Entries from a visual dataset

..........

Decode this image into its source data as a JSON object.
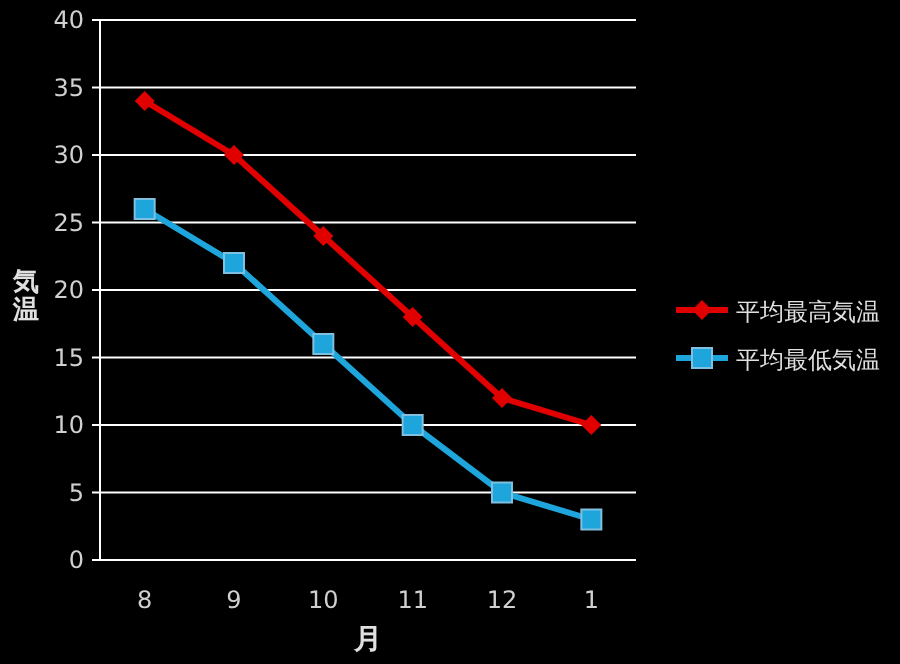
{
  "chart_data": {
    "type": "line",
    "xlabel": "月",
    "ylabel": "気温",
    "categories": [
      "8",
      "9",
      "10",
      "11",
      "12",
      "1"
    ],
    "series": [
      {
        "name": "平均最高気温",
        "color": "#e00000",
        "marker": "diamond",
        "values": [
          34,
          30,
          24,
          18,
          12,
          10
        ]
      },
      {
        "name": "平均最低気温",
        "color": "#1ea6dc",
        "marker": "square",
        "values": [
          26,
          22,
          16,
          10,
          5,
          3
        ]
      }
    ],
    "ylim": [
      0,
      40
    ],
    "yticks": [
      0,
      5,
      10,
      15,
      20,
      25,
      30,
      35,
      40
    ],
    "grid": "y",
    "legend": "right",
    "line_style": "solid"
  }
}
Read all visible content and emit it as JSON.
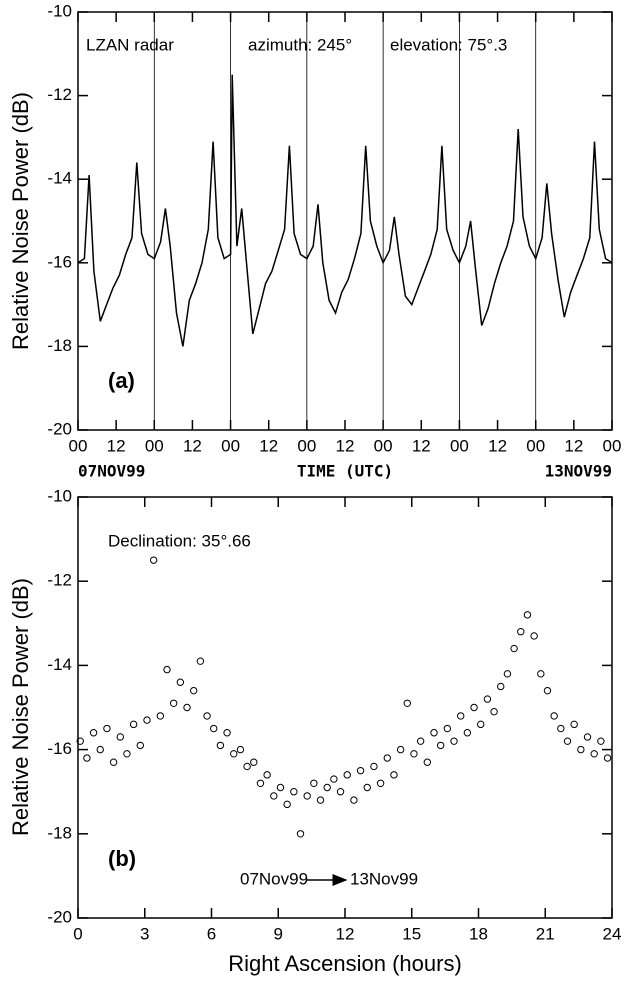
{
  "chart_data": [
    {
      "type": "line",
      "ylabel": "Relative Noise Power (dB)",
      "xlabel": "TIME (UTC)",
      "annotations": [
        "LZAN radar",
        "azimuth: 245°",
        "elevation: 75°.3",
        "(a)",
        "07NOV99",
        "13NOV99"
      ],
      "xlim": [
        0,
        168
      ],
      "ylim": [
        -20,
        -10
      ],
      "yticks": [
        -20,
        -18,
        -16,
        -14,
        -12,
        -10
      ],
      "xticks": [
        {
          "value": 0,
          "label": "00"
        },
        {
          "value": 12,
          "label": "12"
        },
        {
          "value": 24,
          "label": "00"
        },
        {
          "value": 36,
          "label": "12"
        },
        {
          "value": 48,
          "label": "00"
        },
        {
          "value": 60,
          "label": "12"
        },
        {
          "value": 72,
          "label": "00"
        },
        {
          "value": 84,
          "label": "12"
        },
        {
          "value": 96,
          "label": "00"
        },
        {
          "value": 108,
          "label": "12"
        },
        {
          "value": 120,
          "label": "00"
        },
        {
          "value": 132,
          "label": "12"
        },
        {
          "value": 144,
          "label": "00"
        },
        {
          "value": 156,
          "label": "12"
        },
        {
          "value": 168,
          "label": "00"
        }
      ],
      "vlines": [
        24,
        48,
        72,
        96,
        120,
        144
      ],
      "color": "#000000",
      "x": [
        0,
        2,
        3.5,
        5,
        7,
        9,
        11,
        13,
        15,
        17,
        18.5,
        20,
        22,
        24,
        26,
        27.5,
        29,
        31,
        33,
        35,
        37,
        39,
        41,
        42.5,
        44,
        46,
        48,
        48.5,
        50,
        51.5,
        53,
        55,
        57,
        59,
        61,
        63,
        65,
        66.5,
        68,
        70,
        72,
        74,
        75.5,
        77,
        79,
        81,
        83,
        85,
        87,
        89,
        90.5,
        92,
        94,
        96,
        98,
        99.5,
        101,
        103,
        105,
        107,
        109,
        111,
        113,
        114.5,
        116,
        118,
        120,
        122,
        123.5,
        125,
        127,
        129,
        131,
        133,
        135,
        137,
        138.5,
        140,
        142,
        144,
        146,
        147.5,
        149,
        151,
        153,
        155,
        157,
        159,
        161,
        162.5,
        164,
        166,
        168
      ],
      "values": [
        -16.0,
        -15.9,
        -13.9,
        -16.2,
        -17.4,
        -17.0,
        -16.6,
        -16.3,
        -15.8,
        -15.4,
        -13.6,
        -15.3,
        -15.8,
        -15.9,
        -15.5,
        -14.7,
        -15.6,
        -17.2,
        -18.0,
        -16.9,
        -16.5,
        -16.0,
        -15.2,
        -13.1,
        -15.4,
        -15.9,
        -15.8,
        -11.5,
        -15.6,
        -14.7,
        -16.0,
        -17.7,
        -17.1,
        -16.5,
        -16.2,
        -15.7,
        -15.2,
        -13.2,
        -15.3,
        -15.8,
        -15.9,
        -15.6,
        -14.6,
        -16.0,
        -16.9,
        -17.2,
        -16.7,
        -16.4,
        -15.9,
        -15.3,
        -13.2,
        -15.0,
        -15.6,
        -16.0,
        -15.7,
        -14.9,
        -15.8,
        -16.8,
        -17.0,
        -16.6,
        -16.2,
        -15.8,
        -15.2,
        -13.2,
        -15.2,
        -15.7,
        -16.0,
        -15.6,
        -15.0,
        -16.1,
        -17.5,
        -17.1,
        -16.5,
        -16.0,
        -15.6,
        -15.0,
        -12.8,
        -14.9,
        -15.6,
        -15.9,
        -15.4,
        -14.1,
        -15.3,
        -16.4,
        -17.3,
        -16.7,
        -16.3,
        -15.9,
        -15.4,
        -13.1,
        -15.2,
        -15.9,
        -16.0
      ]
    },
    {
      "type": "scatter",
      "ylabel": "Relative Noise Power (dB)",
      "xlabel": "Right Ascension (hours)",
      "annotations": [
        "Declination: 35°.66",
        "(b)",
        "07Nov99",
        "13Nov99"
      ],
      "xlim": [
        0,
        24
      ],
      "ylim": [
        -20,
        -10
      ],
      "yticks": [
        -20,
        -18,
        -16,
        -14,
        -12,
        -10
      ],
      "xticks": [
        0,
        3,
        6,
        9,
        12,
        15,
        18,
        21,
        24
      ],
      "color": "#000000",
      "x": [
        0.1,
        0.4,
        0.7,
        1.0,
        1.3,
        1.6,
        1.9,
        2.2,
        2.5,
        2.8,
        3.1,
        3.4,
        3.7,
        4.0,
        4.3,
        4.6,
        4.9,
        5.2,
        5.5,
        5.8,
        6.1,
        6.4,
        6.7,
        7.0,
        7.3,
        7.6,
        7.9,
        8.2,
        8.5,
        8.8,
        9.1,
        9.4,
        9.7,
        10.0,
        10.3,
        10.6,
        10.9,
        11.2,
        11.5,
        11.8,
        12.1,
        12.4,
        12.7,
        13.0,
        13.3,
        13.6,
        13.9,
        14.2,
        14.5,
        14.8,
        15.1,
        15.4,
        15.7,
        16.0,
        16.3,
        16.6,
        16.9,
        17.2,
        17.5,
        17.8,
        18.1,
        18.4,
        18.7,
        19.0,
        19.3,
        19.6,
        19.9,
        20.2,
        20.5,
        20.8,
        21.1,
        21.4,
        21.7,
        22.0,
        22.3,
        22.6,
        22.9,
        23.2,
        23.5,
        23.8
      ],
      "values": [
        -15.8,
        -16.2,
        -15.6,
        -16.0,
        -15.5,
        -16.3,
        -15.7,
        -16.1,
        -15.4,
        -15.9,
        -15.3,
        -11.5,
        -15.2,
        -14.1,
        -14.9,
        -14.4,
        -15.0,
        -14.6,
        -13.9,
        -15.2,
        -15.5,
        -15.9,
        -15.6,
        -16.1,
        -16.0,
        -16.4,
        -16.3,
        -16.8,
        -16.6,
        -17.1,
        -16.9,
        -17.3,
        -17.0,
        -18.0,
        -17.1,
        -16.8,
        -17.2,
        -16.9,
        -16.7,
        -17.0,
        -16.6,
        -17.2,
        -16.5,
        -16.9,
        -16.4,
        -16.8,
        -16.2,
        -16.6,
        -16.0,
        -14.9,
        -16.1,
        -15.8,
        -16.3,
        -15.6,
        -15.9,
        -15.5,
        -15.8,
        -15.2,
        -15.6,
        -15.0,
        -15.4,
        -14.8,
        -15.1,
        -14.5,
        -14.2,
        -13.6,
        -13.2,
        -12.8,
        -13.3,
        -14.2,
        -14.6,
        -15.2,
        -15.5,
        -15.8,
        -15.4,
        -16.0,
        -15.7,
        -16.1,
        -15.8,
        -16.2
      ]
    }
  ]
}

..........

Problem requirements: How many of the lines above include the word "color"? Respond with the number alone.

The completed task: 4